• **To do**:
In the records below, take the part that opens with the line containing "x-tick-label: 0 (408, 541, 416, 558)" and closes with the line containing "ylabel-tail: (%) (732, 376, 749, 405)", and write out only those lines, substituting "data-marker" for every "data-point" and changing nothing else.

• **Records supplied**:
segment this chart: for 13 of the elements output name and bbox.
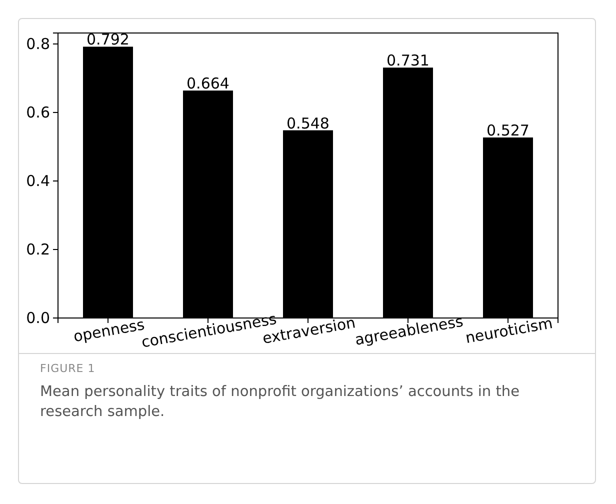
y-tick-label: 0.2 xyxy=(26,240,50,258)
data-label: 0.548 xyxy=(286,114,330,132)
data-label: 0.527 xyxy=(486,121,530,140)
data-label: 0.792 xyxy=(86,30,130,49)
y-tick-label: 0.6 xyxy=(26,103,50,122)
y-tick-label: 0.4 xyxy=(26,172,50,190)
y-tick-label: 0.0 xyxy=(26,308,50,327)
data-label: 0.664 xyxy=(186,74,230,93)
data-label: 0.731 xyxy=(386,52,430,70)
x-tick-label: neuroticism xyxy=(464,314,554,348)
caption: FIGURE 1 xyxy=(40,362,96,375)
y-tick-label: 0.8 xyxy=(26,34,50,53)
text: Mean personality traits of nonprofit organizations’ accounts in the research sample. xyxy=(40,383,521,422)
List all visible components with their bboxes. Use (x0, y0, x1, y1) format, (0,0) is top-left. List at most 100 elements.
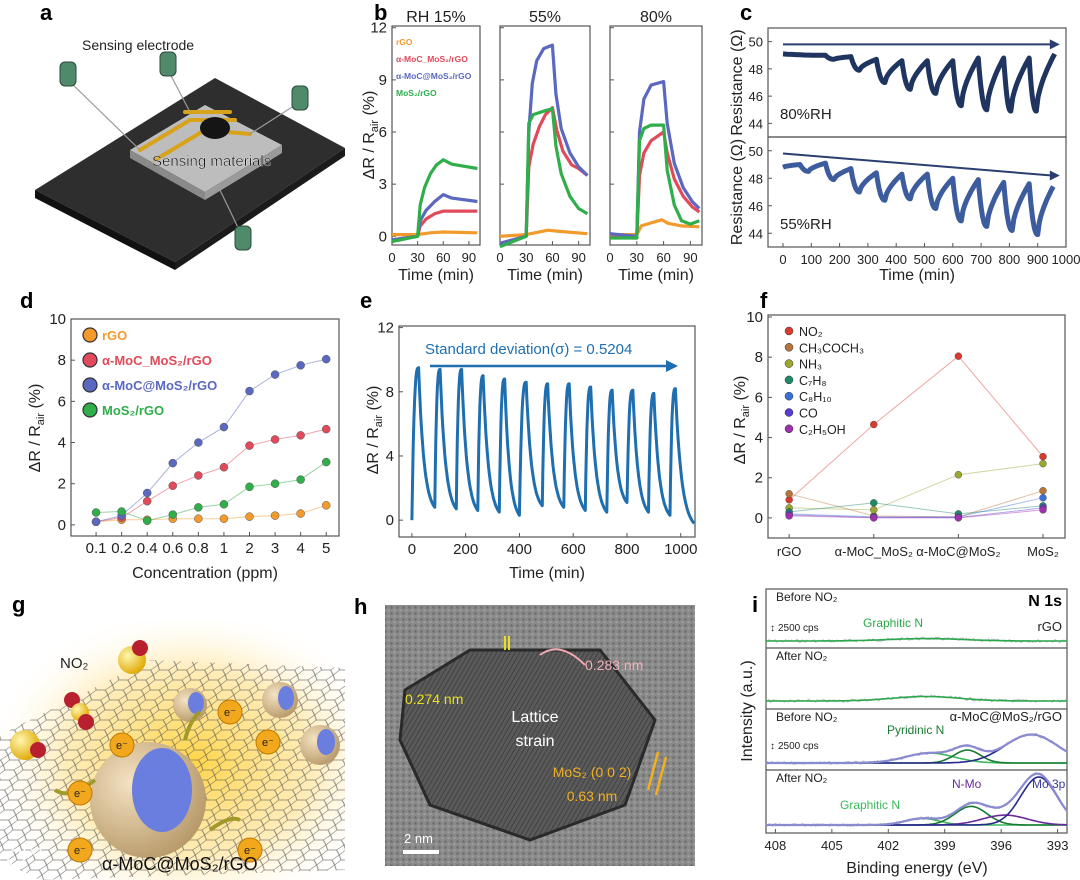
x-tick-label: 0 (408, 541, 416, 558)
x-tick-label: 408 (765, 838, 787, 853)
x-category-label: MoS₂ (1027, 544, 1059, 559)
data-point (296, 431, 305, 440)
probe (234, 225, 252, 251)
data-point (870, 506, 878, 514)
data-point (91, 517, 101, 527)
legend-marker (784, 343, 794, 352)
x-tick-label: 2 (245, 540, 253, 557)
scale-bar-icon: ↕ (770, 741, 775, 752)
plot-frame-e (398, 325, 696, 538)
panel-label-d: d (20, 288, 33, 313)
data-point (245, 441, 254, 450)
data-point (1039, 459, 1047, 468)
probe (291, 85, 309, 111)
ylabel-tail: (%) (732, 376, 749, 405)
state-label: Before NO₂ (776, 590, 838, 604)
y-tick-label: 2 (755, 470, 763, 487)
std-deviation-annotation: Standard deviation(σ) = 0.5204 (425, 341, 632, 358)
peak-label: Mo 3p (1032, 777, 1066, 791)
data-point (1039, 494, 1047, 502)
panel-label-a: a (40, 0, 53, 25)
x-axis-label: Concentration (ppm) (132, 565, 278, 582)
x-axis-label: Time (min) (879, 267, 955, 284)
sensing-material-disc (200, 117, 230, 139)
electron-icon (67, 780, 93, 806)
x-tick-label: 0 (496, 250, 503, 265)
legend-marker (784, 424, 794, 434)
no2-molecules (10, 640, 148, 760)
arrow-head-icon (1049, 39, 1060, 50)
x-tick-label: 0.6 (162, 540, 183, 557)
x-tick-label: 900 (1027, 252, 1049, 267)
peak-label: N-Mo (952, 777, 982, 791)
scale-bar-icon: ↕ (770, 623, 775, 634)
y-tick-label: 4 (755, 430, 763, 447)
resistance-curve (782, 160, 1056, 238)
series-line-3 (391, 158, 478, 244)
y-tick-label: 4 (58, 435, 66, 452)
scale-label: 2500 cps (778, 741, 819, 752)
legend-entry: α-MoC@MoS₂/rGO (102, 378, 217, 393)
y-tick-label: 10 (746, 309, 763, 326)
y-axis-label: ΔR / Rair (%) (365, 386, 385, 475)
y-axis-label: ΔR / Rair (%) (732, 376, 752, 465)
ylabel-tail: (%) (27, 384, 44, 413)
legend-marker (784, 359, 794, 368)
electron-label: e⁻ (224, 707, 236, 719)
data-point (219, 514, 229, 523)
panel-label-i: i (752, 592, 758, 617)
data-point (168, 481, 178, 491)
x-tick-label: 400 (885, 252, 907, 267)
lattice-strain-label-2: strain (515, 733, 554, 750)
y-tick-label: 8 (386, 384, 394, 401)
arrow-head-icon (666, 360, 678, 372)
strain-arrow (539, 648, 586, 666)
sample-label: rGO (1037, 619, 1062, 634)
x-tick-label: 402 (877, 838, 899, 853)
lattice-strain-label-1: Lattice (511, 709, 558, 726)
data-point (270, 435, 280, 444)
legend-marker (82, 377, 98, 393)
plot-frame-b1 (391, 25, 481, 246)
x-tick-label: 30 (630, 250, 644, 265)
panel-label-e: e (360, 288, 372, 313)
peak-label: Graphitic N (840, 798, 900, 812)
x-category-label: rGO (777, 544, 802, 559)
plot-frame-b2 (499, 25, 591, 246)
subplot-title: 55% (529, 9, 561, 26)
series-line (95, 428, 327, 523)
plot-frame-b3 (609, 25, 703, 246)
x-tick-label: 393 (1047, 838, 1069, 853)
legend-entry: rGO (396, 37, 413, 47)
data-point (219, 422, 229, 432)
series-line (96, 461, 327, 522)
data-point (142, 488, 152, 498)
ylabel-main: ΔR / R (27, 425, 44, 472)
y-tick-label: 44 (749, 116, 763, 131)
series-line (789, 509, 1044, 519)
data-point (117, 507, 126, 516)
resistance-curve (782, 51, 1057, 114)
arrow-head-icon (1049, 170, 1060, 181)
x-tick-label: 700 (970, 252, 992, 267)
series-line (789, 502, 1044, 515)
legend-marker (82, 352, 98, 368)
legend-entry: NH₃ (799, 358, 822, 372)
subplot-title: RH 15% (406, 9, 466, 26)
series-line (789, 497, 1044, 518)
legend-entry: MoS₂/rGO (102, 403, 164, 418)
x-tick-label: 0.4 (137, 540, 158, 557)
caption: α-MoC@MoS₂/rGO (102, 854, 258, 874)
y-tick-label: 48 (749, 171, 763, 186)
x-tick-label: 30 (519, 250, 533, 265)
data-point (194, 503, 203, 512)
data-point (219, 462, 229, 472)
y-tick-label: 12 (370, 20, 387, 37)
mechanism-illustration: NO₂ e⁻ e⁻ e⁻ e⁻ e⁻ e⁻ α-MoC@MoS₂/rGO (0, 620, 345, 880)
data-point (142, 496, 152, 506)
x-tick-label: 0 (388, 250, 395, 265)
ylabel-tail: (%) (361, 91, 378, 120)
legend-marker (82, 327, 98, 343)
sample-label: α-MoC@MoS₂/rGO (950, 709, 1062, 724)
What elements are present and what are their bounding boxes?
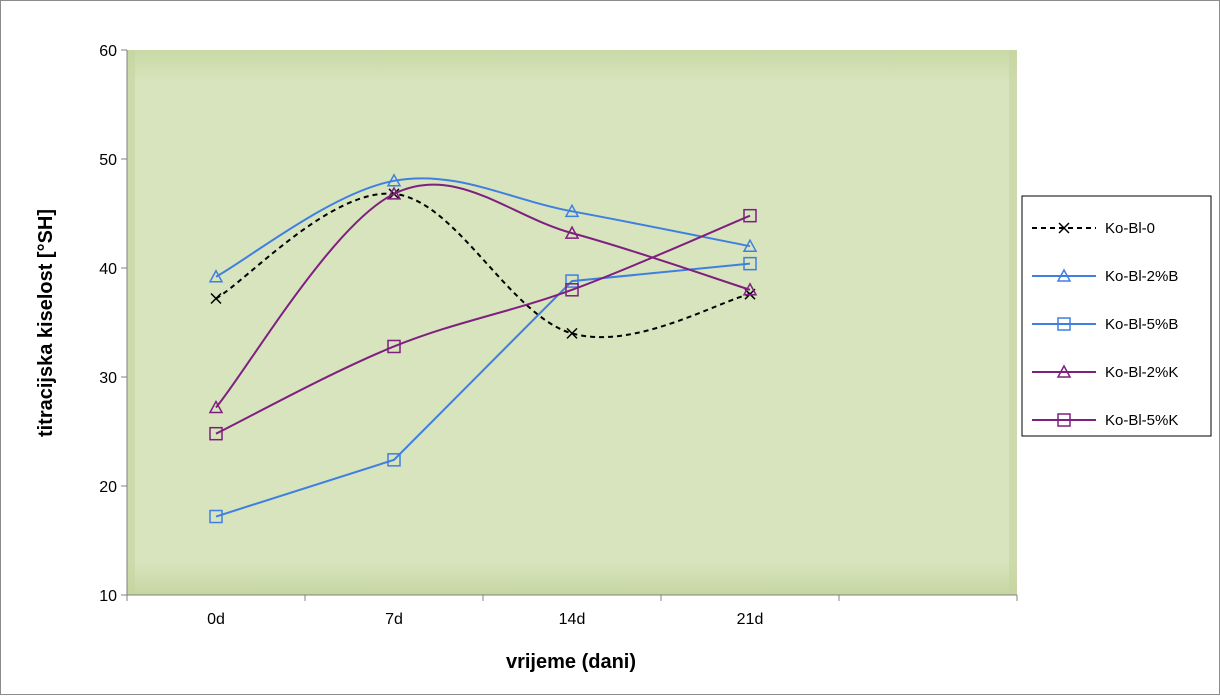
y-tick-label: 20 [99, 479, 117, 496]
series-2 [208, 173, 758, 283]
legend-item: Ko-Bl-5%K [1032, 412, 1178, 429]
legend: Ko-Bl-0 Ko-Bl-2%B Ko-Bl-5%B Ko-Bl-2%K Ko-Bl-… [1021, 195, 1212, 437]
x-tick-label: 0d [207, 611, 225, 628]
data-point-marker [210, 292, 222, 305]
data-point-marker [742, 282, 758, 296]
legend-item: Ko-Bl-5%B [1032, 316, 1178, 333]
y-tick-label: 10 [99, 588, 117, 605]
x-tick-label: 7d [385, 611, 403, 628]
legend-item: Ko-Bl-0 [1032, 220, 1155, 237]
legend-marker [1056, 268, 1072, 282]
data-point-marker [386, 173, 402, 187]
series-3 [209, 256, 757, 524]
legend-marker [1056, 364, 1072, 378]
series-line [215, 177, 751, 278]
legend-marker [1058, 222, 1070, 234]
data-point-marker [209, 426, 223, 441]
data-point-marker [564, 225, 580, 239]
legend-item: Ko-Bl-2%K [1032, 364, 1178, 381]
series-line [215, 262, 751, 518]
x-tick-label: 21d [737, 611, 764, 628]
legend-label: Ko-Bl-5%B [1105, 316, 1178, 333]
data-point-marker [565, 274, 579, 288]
legend-label: Ko-Bl-0 [1105, 220, 1155, 237]
data-point-marker [743, 256, 757, 271]
data-point-marker [386, 186, 402, 200]
series-layer [208, 173, 758, 524]
y-tick-label: 40 [99, 261, 117, 278]
data-point-marker [387, 453, 401, 467]
data-point-marker [209, 509, 223, 524]
y-tick-label: 60 [99, 43, 117, 60]
series-line [215, 183, 751, 409]
data-point-marker [743, 208, 757, 223]
plot-bevel-left [127, 50, 135, 595]
data-point-marker [566, 327, 578, 339]
y-tick-label: 50 [99, 152, 117, 169]
x-axis-title: vrijeme (dani) [506, 651, 636, 673]
series-line [215, 192, 751, 339]
y-axis-title: titracijska kiselost [°SH] [35, 209, 57, 437]
legend-item: Ko-Bl-2%B [1032, 268, 1178, 285]
series-line [215, 214, 751, 435]
plot-background [127, 50, 1017, 595]
data-point-marker [208, 399, 224, 414]
plot-area [127, 50, 1017, 595]
legend-marker [1057, 413, 1071, 427]
data-point-marker [565, 283, 579, 297]
legend-label: Ko-Bl-5%K [1105, 412, 1178, 429]
plot-bevel-right [1009, 50, 1017, 595]
series-5 [209, 208, 757, 441]
y-tick-label: 30 [99, 370, 117, 387]
data-point-marker [742, 238, 758, 252]
x-tick-label: 14d [559, 611, 586, 628]
legend-label: Ko-Bl-2%B [1105, 268, 1178, 285]
axes: 10 20 30 40 50 60 0d 7d 14d 21d [99, 43, 1018, 628]
data-point-marker [564, 203, 580, 218]
series-4 [208, 183, 758, 414]
legend-box [1021, 195, 1212, 437]
data-point-marker [387, 339, 401, 354]
legend-label: Ko-Bl-2%K [1105, 364, 1178, 381]
data-point-marker [208, 269, 224, 283]
legend-marker [1057, 317, 1071, 331]
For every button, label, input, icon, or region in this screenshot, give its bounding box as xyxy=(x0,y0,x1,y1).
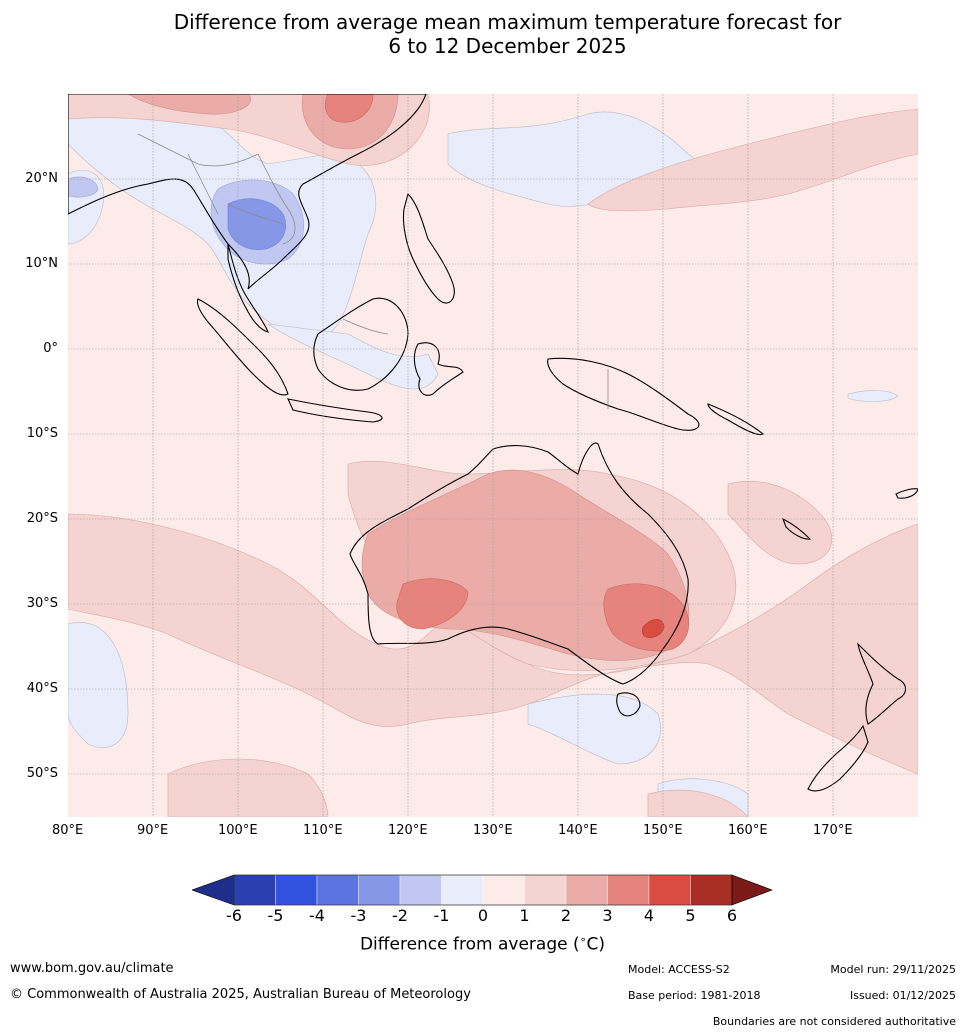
borneo-coastline xyxy=(313,297,409,391)
copyright-text: © Commonwealth of Australia 2025, Austra… xyxy=(10,987,471,1002)
issued-text: Issued: 01/12/2025 xyxy=(849,989,956,1002)
java-coastline xyxy=(287,398,383,423)
lon-label-160e: 160°E xyxy=(728,823,768,838)
lat-label-30s: 30°S xyxy=(26,596,58,611)
lat-label-20s: 20°S xyxy=(26,511,58,526)
malay-peninsula-coastline xyxy=(227,243,269,333)
colorbar-label-text: Difference from average ( xyxy=(359,934,580,955)
lon-label-110e: 110°E xyxy=(303,823,343,838)
colorbar-tick-label: -4 xyxy=(309,906,325,925)
colorbar-tick-label: -5 xyxy=(267,906,284,925)
colorbar-tick-label: -3 xyxy=(350,906,367,925)
lon-label-120e: 120°E xyxy=(388,823,428,838)
colorbar xyxy=(192,874,773,906)
forecast-map xyxy=(68,94,918,817)
new-guinea-coastline xyxy=(547,357,700,431)
colorbar-tick-label: 4 xyxy=(643,906,655,925)
nz-north-island-coastline xyxy=(857,642,907,725)
asia-coastline xyxy=(68,94,427,290)
colorbar-extend-high xyxy=(731,874,773,906)
base-period-text: Base period: 1981-2018 xyxy=(628,989,761,1002)
solomon-islands-coastline xyxy=(707,403,764,436)
warm-anomaly-4-5 xyxy=(641,619,665,638)
disclaimer-text: Boundaries are not considered authoritat… xyxy=(712,1015,956,1028)
colorbar-tick-label: 6 xyxy=(726,906,738,925)
colorbar-tick-label: 5 xyxy=(685,906,696,925)
new-caledonia-coastline xyxy=(781,517,812,540)
cool-anomaly-strong xyxy=(227,198,286,250)
lat-label-10s: 10°S xyxy=(26,426,58,441)
colorbar-extend-low xyxy=(192,874,235,906)
lon-label-130e: 130°E xyxy=(473,823,513,838)
lon-label-140e: 140°E xyxy=(558,823,598,838)
colorbar-swatch xyxy=(565,874,608,906)
title-line-2: 6 to 12 December 2025 xyxy=(388,34,627,58)
colorbar-swatch xyxy=(648,874,691,906)
colorbar-swatch xyxy=(690,874,733,906)
colorbar-swatch xyxy=(316,874,359,906)
philippines-coastline xyxy=(402,192,455,304)
lat-label-0: 0° xyxy=(43,341,58,356)
colorbar-tick-label: 0 xyxy=(477,906,489,925)
nz-south-island-coastline xyxy=(807,724,869,792)
colorbar-swatch xyxy=(358,874,401,906)
map-title: Difference from average mean maximum tem… xyxy=(0,10,965,58)
australia-coastline xyxy=(349,442,689,685)
colorbar-label: Difference from average (∘C) xyxy=(0,933,965,955)
colorbar-swatch xyxy=(399,874,442,906)
website-link[interactable]: www.bom.gov.au/climate xyxy=(10,961,174,976)
colorbar-swatch xyxy=(275,874,318,906)
graticule xyxy=(68,94,918,817)
colorbar-outline xyxy=(233,874,733,906)
colorbar-tick-label: -2 xyxy=(392,906,408,925)
colorbar-tick-label: -6 xyxy=(226,906,242,925)
lon-label-150e: 150°E xyxy=(643,823,683,838)
title-line-1: Difference from average mean maximum tem… xyxy=(173,10,842,34)
colorbar-swatch xyxy=(233,874,276,906)
sulawesi-coastline xyxy=(413,342,464,396)
degree-symbol: ∘ xyxy=(579,933,587,946)
model-run-text: Model run: 29/11/2025 xyxy=(830,963,956,976)
tasmania-coastline xyxy=(616,692,641,717)
colorbar-swatch xyxy=(524,874,567,906)
colorbar-swatch xyxy=(607,874,650,906)
lat-label-40s: 40°S xyxy=(26,681,58,696)
country-boundaries xyxy=(137,133,609,409)
colorbar-tick-label: 3 xyxy=(602,906,613,925)
fiji-coastline xyxy=(895,488,918,499)
lat-label-50s: 50°S xyxy=(26,766,58,781)
colorbar-swatch xyxy=(482,874,525,906)
lon-label-100e: 100°E xyxy=(218,823,258,838)
lon-label-170e: 170°E xyxy=(813,823,853,838)
sumatra-coastline xyxy=(196,298,289,396)
lat-label-10n: 10°N xyxy=(25,256,58,271)
model-text: Model: ACCESS-S2 xyxy=(628,963,730,976)
lat-label-20n: 20°N xyxy=(25,171,58,186)
colorbar-swatch xyxy=(441,874,484,906)
colorbar-swatches xyxy=(192,874,773,906)
coastlines xyxy=(68,94,918,792)
colorbar-tick-label: 1 xyxy=(519,906,530,925)
colorbar-label-unit: C) xyxy=(586,934,606,955)
colorbar-tick-label: 2 xyxy=(560,906,572,925)
lon-label-90e: 90°E xyxy=(137,823,169,838)
colorbar-tick-label: -1 xyxy=(433,906,450,925)
lon-label-80e: 80°E xyxy=(52,823,84,838)
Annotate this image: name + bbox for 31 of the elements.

• **Exercise response**:
x-tick-label: 0 (408, 541, 416, 558)
x-tick-label: 408 (765, 838, 787, 853)
x-category-label: MoS₂ (1027, 544, 1059, 559)
data-marker (296, 431, 305, 440)
probe (234, 225, 252, 251)
data-marker (870, 506, 878, 514)
data-marker (91, 517, 101, 527)
legend-marker (784, 343, 794, 352)
x-tick-label: 2 (245, 540, 253, 557)
scale-bar-icon: ↕ (770, 741, 775, 752)
plot-frame-e (398, 325, 696, 538)
panel-label-d: d (20, 288, 33, 313)
data-marker (245, 441, 254, 450)
data-marker (1039, 459, 1047, 468)
probe (291, 85, 309, 111)
ylabel-tail: (%) (732, 376, 749, 405)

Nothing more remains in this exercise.